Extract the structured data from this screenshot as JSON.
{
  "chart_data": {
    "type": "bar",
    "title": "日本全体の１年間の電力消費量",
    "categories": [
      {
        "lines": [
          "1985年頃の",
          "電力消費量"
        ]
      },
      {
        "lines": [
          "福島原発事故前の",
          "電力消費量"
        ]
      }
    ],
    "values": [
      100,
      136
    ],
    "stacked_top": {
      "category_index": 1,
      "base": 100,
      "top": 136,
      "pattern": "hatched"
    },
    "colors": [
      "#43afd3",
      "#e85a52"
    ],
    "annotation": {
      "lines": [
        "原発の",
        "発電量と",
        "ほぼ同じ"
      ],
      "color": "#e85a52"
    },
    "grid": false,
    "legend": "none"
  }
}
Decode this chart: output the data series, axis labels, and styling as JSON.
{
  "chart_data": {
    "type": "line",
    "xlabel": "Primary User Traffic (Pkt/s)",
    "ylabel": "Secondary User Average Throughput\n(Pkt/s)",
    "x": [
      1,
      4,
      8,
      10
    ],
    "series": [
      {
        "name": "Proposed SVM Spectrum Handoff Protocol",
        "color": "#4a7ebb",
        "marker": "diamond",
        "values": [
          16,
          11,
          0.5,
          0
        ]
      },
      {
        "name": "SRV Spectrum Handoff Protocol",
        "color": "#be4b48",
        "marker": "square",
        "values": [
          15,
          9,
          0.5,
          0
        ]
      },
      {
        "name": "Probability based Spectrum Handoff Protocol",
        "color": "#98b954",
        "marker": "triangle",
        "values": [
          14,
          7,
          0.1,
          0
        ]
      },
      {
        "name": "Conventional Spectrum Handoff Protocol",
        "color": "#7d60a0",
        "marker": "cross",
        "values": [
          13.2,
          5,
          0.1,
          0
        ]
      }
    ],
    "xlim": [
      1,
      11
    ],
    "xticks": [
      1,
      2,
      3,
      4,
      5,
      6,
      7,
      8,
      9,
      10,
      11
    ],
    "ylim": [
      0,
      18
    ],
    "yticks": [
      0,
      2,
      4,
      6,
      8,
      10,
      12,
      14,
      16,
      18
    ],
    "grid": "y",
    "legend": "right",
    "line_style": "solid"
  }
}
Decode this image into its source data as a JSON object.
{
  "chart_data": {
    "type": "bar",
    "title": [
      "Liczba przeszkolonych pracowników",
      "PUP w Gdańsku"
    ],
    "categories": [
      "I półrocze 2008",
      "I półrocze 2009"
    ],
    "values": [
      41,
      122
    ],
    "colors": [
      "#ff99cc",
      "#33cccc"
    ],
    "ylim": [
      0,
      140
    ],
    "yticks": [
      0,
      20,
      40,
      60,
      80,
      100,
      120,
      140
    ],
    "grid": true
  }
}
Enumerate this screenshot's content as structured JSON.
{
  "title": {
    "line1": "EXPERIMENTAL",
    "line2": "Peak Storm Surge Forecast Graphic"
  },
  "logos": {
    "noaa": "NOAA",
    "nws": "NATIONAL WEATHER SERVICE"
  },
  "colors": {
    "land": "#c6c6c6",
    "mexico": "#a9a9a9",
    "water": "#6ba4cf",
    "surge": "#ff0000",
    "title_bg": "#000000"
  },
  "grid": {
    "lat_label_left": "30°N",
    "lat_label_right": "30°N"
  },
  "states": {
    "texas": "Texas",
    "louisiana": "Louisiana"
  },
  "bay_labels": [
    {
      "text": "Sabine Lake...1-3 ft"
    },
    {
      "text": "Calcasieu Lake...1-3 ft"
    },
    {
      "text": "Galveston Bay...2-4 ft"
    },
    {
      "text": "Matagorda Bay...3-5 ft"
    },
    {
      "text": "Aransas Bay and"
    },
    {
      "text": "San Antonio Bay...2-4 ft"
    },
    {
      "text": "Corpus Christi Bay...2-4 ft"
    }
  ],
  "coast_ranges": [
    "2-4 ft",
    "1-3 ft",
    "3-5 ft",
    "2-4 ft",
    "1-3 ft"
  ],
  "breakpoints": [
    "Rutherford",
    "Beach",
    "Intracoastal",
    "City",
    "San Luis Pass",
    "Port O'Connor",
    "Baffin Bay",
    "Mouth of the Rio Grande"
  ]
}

-=-=-=-=-

▸ **Do this**
Which lines contain the word "Decode"? Return each of them.

▸ **The solution**
Decode this chart: output the data series, axis labels, and styling as JSON.
Decode this image into its source data as a JSON object.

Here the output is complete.